### Records for the exercise:
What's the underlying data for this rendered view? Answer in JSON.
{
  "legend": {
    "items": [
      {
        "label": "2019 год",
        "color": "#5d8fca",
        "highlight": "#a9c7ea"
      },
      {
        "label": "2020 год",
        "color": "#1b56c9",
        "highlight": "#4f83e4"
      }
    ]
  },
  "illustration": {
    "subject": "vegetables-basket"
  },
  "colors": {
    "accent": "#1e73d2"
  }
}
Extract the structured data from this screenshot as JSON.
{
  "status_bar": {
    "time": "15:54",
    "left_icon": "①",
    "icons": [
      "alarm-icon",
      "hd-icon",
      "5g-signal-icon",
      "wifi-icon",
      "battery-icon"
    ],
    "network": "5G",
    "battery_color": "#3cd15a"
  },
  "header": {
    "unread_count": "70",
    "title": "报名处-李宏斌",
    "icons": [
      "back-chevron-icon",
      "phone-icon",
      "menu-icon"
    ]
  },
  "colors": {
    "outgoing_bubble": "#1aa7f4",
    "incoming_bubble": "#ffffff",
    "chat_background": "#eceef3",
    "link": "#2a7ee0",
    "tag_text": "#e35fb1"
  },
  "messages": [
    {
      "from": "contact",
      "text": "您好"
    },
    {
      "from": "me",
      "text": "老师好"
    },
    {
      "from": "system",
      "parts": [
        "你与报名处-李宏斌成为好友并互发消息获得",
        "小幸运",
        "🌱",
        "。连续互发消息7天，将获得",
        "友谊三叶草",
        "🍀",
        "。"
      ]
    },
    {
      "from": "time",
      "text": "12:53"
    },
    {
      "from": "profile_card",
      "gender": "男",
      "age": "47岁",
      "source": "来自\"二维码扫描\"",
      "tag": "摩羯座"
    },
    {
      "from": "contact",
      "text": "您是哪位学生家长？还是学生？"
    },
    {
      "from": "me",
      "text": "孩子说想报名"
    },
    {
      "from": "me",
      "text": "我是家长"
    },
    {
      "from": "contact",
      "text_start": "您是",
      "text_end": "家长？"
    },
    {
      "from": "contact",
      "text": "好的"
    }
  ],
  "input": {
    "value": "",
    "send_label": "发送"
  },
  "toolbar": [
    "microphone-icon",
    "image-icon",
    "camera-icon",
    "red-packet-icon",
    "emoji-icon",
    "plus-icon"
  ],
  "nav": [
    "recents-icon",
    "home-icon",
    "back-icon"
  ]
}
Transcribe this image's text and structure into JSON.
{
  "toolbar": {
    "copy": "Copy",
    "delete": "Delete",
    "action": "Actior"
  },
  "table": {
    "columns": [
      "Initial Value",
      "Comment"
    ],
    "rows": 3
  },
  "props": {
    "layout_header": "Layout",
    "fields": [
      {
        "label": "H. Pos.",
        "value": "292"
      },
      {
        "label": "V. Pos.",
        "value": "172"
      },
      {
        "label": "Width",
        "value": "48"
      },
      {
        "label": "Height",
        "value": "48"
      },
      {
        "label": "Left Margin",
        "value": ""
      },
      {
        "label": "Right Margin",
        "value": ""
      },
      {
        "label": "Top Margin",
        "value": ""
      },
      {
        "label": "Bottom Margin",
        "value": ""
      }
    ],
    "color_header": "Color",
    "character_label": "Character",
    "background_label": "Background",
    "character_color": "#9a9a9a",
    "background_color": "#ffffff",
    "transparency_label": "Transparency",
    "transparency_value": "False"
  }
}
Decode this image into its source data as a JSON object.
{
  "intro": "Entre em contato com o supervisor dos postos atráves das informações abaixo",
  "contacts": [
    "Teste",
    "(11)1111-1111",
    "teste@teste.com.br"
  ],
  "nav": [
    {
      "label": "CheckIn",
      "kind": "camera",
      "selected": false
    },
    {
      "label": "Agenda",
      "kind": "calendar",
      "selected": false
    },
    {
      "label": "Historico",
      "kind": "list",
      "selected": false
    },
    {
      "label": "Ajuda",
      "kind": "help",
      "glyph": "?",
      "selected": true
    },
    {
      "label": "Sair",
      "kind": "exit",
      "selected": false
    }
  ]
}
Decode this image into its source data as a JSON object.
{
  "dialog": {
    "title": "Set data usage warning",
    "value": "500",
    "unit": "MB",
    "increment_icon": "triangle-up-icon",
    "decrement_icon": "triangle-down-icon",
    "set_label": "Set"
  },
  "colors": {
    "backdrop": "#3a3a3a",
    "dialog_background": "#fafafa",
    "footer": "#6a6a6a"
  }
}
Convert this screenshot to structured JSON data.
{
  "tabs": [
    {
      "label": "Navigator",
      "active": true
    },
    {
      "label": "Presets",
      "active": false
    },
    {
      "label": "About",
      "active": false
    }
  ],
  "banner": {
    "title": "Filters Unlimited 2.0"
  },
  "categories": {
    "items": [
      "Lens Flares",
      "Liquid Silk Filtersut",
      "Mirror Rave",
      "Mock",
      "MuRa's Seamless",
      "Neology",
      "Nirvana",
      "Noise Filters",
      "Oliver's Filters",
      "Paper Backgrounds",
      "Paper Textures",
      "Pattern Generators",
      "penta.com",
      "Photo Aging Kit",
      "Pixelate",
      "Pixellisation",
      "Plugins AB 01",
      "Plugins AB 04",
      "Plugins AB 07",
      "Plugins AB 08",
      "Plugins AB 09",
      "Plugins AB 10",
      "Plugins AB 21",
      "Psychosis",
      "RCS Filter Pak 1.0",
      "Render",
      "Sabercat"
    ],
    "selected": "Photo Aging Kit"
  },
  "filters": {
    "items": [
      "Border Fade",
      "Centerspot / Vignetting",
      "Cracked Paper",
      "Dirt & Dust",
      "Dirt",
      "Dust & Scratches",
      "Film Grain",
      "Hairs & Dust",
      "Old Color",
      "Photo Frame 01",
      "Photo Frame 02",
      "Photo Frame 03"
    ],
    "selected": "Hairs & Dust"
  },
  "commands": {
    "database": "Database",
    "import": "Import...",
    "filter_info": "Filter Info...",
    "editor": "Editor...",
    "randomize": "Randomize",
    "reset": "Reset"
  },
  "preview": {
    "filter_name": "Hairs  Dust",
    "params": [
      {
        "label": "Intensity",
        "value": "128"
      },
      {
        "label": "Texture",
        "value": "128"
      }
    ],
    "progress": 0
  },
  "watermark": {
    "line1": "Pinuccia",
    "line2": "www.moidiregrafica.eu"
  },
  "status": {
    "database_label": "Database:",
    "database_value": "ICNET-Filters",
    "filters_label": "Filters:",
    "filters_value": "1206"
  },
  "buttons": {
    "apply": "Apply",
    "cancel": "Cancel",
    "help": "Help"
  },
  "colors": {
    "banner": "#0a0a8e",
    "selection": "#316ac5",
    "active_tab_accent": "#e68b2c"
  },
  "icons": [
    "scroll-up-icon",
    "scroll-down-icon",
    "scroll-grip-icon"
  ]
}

### The exercise:
In the listing, find all lines with the string "scroll" and copy them.

### In response:
    "scroll-up-icon",
    "scroll-down-icon",
    "scroll-grip-icon"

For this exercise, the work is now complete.